[Dataset items]
* start *
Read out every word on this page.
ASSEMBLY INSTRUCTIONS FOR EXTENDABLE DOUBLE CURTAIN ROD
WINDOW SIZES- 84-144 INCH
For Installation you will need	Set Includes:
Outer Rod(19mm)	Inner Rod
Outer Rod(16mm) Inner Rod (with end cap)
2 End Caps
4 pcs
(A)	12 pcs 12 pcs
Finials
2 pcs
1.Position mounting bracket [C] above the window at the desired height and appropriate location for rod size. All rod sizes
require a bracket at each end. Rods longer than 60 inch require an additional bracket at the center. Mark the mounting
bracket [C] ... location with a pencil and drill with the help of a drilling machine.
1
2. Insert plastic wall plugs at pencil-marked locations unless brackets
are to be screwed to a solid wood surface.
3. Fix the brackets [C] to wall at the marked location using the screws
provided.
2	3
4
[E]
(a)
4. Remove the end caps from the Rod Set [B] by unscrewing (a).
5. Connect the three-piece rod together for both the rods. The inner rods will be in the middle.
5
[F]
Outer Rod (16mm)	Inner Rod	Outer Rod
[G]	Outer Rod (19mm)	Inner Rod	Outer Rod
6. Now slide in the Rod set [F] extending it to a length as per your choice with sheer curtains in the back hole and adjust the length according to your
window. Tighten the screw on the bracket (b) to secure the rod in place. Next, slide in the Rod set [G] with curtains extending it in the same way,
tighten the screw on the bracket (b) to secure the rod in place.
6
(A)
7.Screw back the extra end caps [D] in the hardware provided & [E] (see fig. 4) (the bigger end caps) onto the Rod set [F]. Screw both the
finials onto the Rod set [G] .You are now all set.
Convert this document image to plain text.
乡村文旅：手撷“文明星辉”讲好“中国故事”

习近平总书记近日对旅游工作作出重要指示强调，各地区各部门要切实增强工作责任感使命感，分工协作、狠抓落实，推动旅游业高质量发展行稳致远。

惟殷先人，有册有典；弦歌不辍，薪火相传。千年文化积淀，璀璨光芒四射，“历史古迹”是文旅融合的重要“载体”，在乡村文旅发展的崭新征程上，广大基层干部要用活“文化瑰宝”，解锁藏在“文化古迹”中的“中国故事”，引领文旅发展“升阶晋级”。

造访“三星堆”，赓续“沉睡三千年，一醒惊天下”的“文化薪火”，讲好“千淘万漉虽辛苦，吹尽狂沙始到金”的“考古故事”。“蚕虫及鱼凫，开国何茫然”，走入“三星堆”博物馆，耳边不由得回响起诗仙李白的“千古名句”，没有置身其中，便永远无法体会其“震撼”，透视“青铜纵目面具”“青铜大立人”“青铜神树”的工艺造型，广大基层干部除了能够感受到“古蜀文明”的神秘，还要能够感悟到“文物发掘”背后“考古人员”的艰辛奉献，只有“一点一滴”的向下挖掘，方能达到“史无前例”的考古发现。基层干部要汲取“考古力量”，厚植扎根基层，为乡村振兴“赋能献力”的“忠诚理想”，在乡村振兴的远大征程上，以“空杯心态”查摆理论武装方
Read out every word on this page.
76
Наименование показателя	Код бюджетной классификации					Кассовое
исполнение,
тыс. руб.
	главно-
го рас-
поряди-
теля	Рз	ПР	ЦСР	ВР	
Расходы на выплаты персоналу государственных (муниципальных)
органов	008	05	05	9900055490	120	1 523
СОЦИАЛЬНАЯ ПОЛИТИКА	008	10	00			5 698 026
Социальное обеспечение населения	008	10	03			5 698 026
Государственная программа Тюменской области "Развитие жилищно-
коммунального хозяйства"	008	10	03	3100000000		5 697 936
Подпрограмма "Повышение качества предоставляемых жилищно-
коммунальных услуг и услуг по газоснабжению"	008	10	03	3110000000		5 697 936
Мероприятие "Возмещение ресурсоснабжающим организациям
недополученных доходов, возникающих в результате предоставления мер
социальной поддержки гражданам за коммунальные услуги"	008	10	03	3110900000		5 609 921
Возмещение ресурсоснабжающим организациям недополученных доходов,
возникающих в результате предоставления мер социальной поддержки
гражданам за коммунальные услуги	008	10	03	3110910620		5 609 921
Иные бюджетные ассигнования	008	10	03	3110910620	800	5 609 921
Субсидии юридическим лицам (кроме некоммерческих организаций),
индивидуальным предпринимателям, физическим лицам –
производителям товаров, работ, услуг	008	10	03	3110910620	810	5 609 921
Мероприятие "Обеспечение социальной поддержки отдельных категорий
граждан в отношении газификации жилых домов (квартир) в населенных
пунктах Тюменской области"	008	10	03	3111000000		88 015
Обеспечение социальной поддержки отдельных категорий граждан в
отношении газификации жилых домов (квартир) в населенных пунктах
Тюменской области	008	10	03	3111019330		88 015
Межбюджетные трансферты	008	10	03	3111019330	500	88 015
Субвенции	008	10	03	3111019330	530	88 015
* end *
- [BRIEF]:
Would you copy out each line exactly as written?

- [RESPONSE]:
Read out every word on this page.
ASSEMBLY INSTRUCTIONS FOR EXTENDABLE DOUBLE CURTAIN ROD
WINDOW SIZES- 84-144 INCH
For Installation you will need	Set Includes:
Outer Rod(19mm)	Inner Rod
Outer Rod(16mm) Inner Rod (with end cap)
2 End Caps
4 pcs
(A)	12 pcs 12 pcs
Finials
2 pcs
1.Position mounting bracket [C] above the window at the desired height and appropriate location for rod size. All rod sizes
require a bracket at each end. Rods longer than 60 inch require an additional bracket at the center. Mark the mounting
bracket [C] ... location with a pencil and drill with the help of a drilling machine.
1
2. Insert plastic wall plugs at pencil-marked locations unless brackets
are to be screwed to a solid wood surface.
3. Fix the brackets [C] to wall at the marked location using the screws
provided.
2	3
4
[E]
(a)
4. Remove the end caps from the Rod Set [B] by unscrewing (a).
5. Connect the three-piece rod together for both the rods. The inner rods will be in the middle.
5
[F]
Outer Rod (16mm)	Inner Rod	Outer Rod
[G]	Outer Rod (19mm)	Inner Rod	Outer Rod
6. Now slide in the Rod set [F] extending it to a length as per your choice with sheer curtains in the back hole and adjust the length according to your
window. Tighten the screw on the bracket (b) to secure the rod in place. Next, slide in the Rod set [G] with curtains extending it in the same way,
tighten the screw on the bracket (b) to secure the rod in place.
6
(A)
7.Screw back the extra end caps [D] in the hardware provided & [E] (see fig. 4) (the bigger end caps) onto the Rod set [F]. Screw both the
finials onto the Rod set [G] .You are now all set.
Convert this document image to plain text.
乡村文旅：手撷“文明星辉”讲好“中国故事”

习近平总书记近日对旅游工作作出重要指示强调，各地区各部门要切实增强工作责任感使命感，分工协作、狠抓落实，推动旅游业高质量发展行稳致远。

惟殷先人，有册有典；弦歌不辍，薪火相传。千年文化积淀，璀璨光芒四射，“历史古迹”是文旅融合的重要“载体”，在乡村文旅发展的崭新征程上，广大基层干部要用活“文化瑰宝”，解锁藏在“文化古迹”中的“中国故事”，引领文旅发展“升阶晋级”。

造访“三星堆”，赓续“沉睡三千年，一醒惊天下”的“文化薪火”，讲好“千淘万漉虽辛苦，吹尽狂沙始到金”的“考古故事”。“蚕虫及鱼凫，开国何茫然”，走入“三星堆”博物馆，耳边不由得回响起诗仙李白的“千古名句”，没有置身其中，便永远无法体会其“震撼”，透视“青铜纵目面具”“青铜大立人”“青铜神树”的工艺造型，广大基层干部除了能够感受到“古蜀文明”的神秘，还要能够感悟到“文物发掘”背后“考古人员”的艰辛奉献，只有“一点一滴”的向下挖掘，方能达到“史无前例”的考古发现。基层干部要汲取“考古力量”，厚植扎根基层，为乡村振兴“赋能献力”的“忠诚理想”，在乡村振兴的远大征程上，以“空杯心态”查摆理论武装方
Read out every word on this page.
76
Наименование показателя	Код бюджетной классификации					Кассовое
исполнение,
тыс. руб.
	главно-
го рас-
поряди-
теля	Рз	ПР	ЦСР	ВР	
Расходы на выплаты персоналу государственных (муниципальных)
органов	008	05	05	9900055490	120	1 523
СОЦИАЛЬНАЯ ПОЛИТИКА	008	10	00			5 698 026
Социальное обеспечение населения	008	10	03			5 698 026
Государственная программа Тюменской области "Развитие жилищно-
коммунального хозяйства"	008	10	03	3100000000		5 697 936
Подпрограмма "Повышение качества предоставляемых жилищно-
коммунальных услуг и услуг по газоснабжению"	008	10	03	3110000000		5 697 936
Мероприятие "Возмещение ресурсоснабжающим организациям
недополученных доходов, возникающих в результате предоставления мер
социальной поддержки гражданам за коммунальные услуги"	008	10	03	3110900000		5 609 921
Возмещение ресурсоснабжающим организациям недополученных доходов,
возникающих в результате предоставления мер социальной поддержки
гражданам за коммунальные услуги	008	10	03	3110910620		5 609 921
Иные бюджетные ассигнования	008	10	03	3110910620	800	5 609 921
Субсидии юридическим лицам (кроме некоммерческих организаций),
индивидуальным предпринимателям, физическим лицам –
производителям товаров, работ, услуг	008	10	03	3110910620	810	5 609 921
Мероприятие "Обеспечение социальной поддержки отдельных категорий
граждан в отношении газификации жилых домов (квартир) в населенных
пунктах Тюменской области"	008	10	03	3111000000		88 015
Обеспечение социальной поддержки отдельных категорий граждан в
отношении газификации жилых домов (квартир) в населенных пунктах
Тюменской области	008	10	03	3111019330		88 015
Межбюджетные трансферты	008	10	03	3111019330	500	88 015
Субвенции	008	10	03	3111019330	530	88 015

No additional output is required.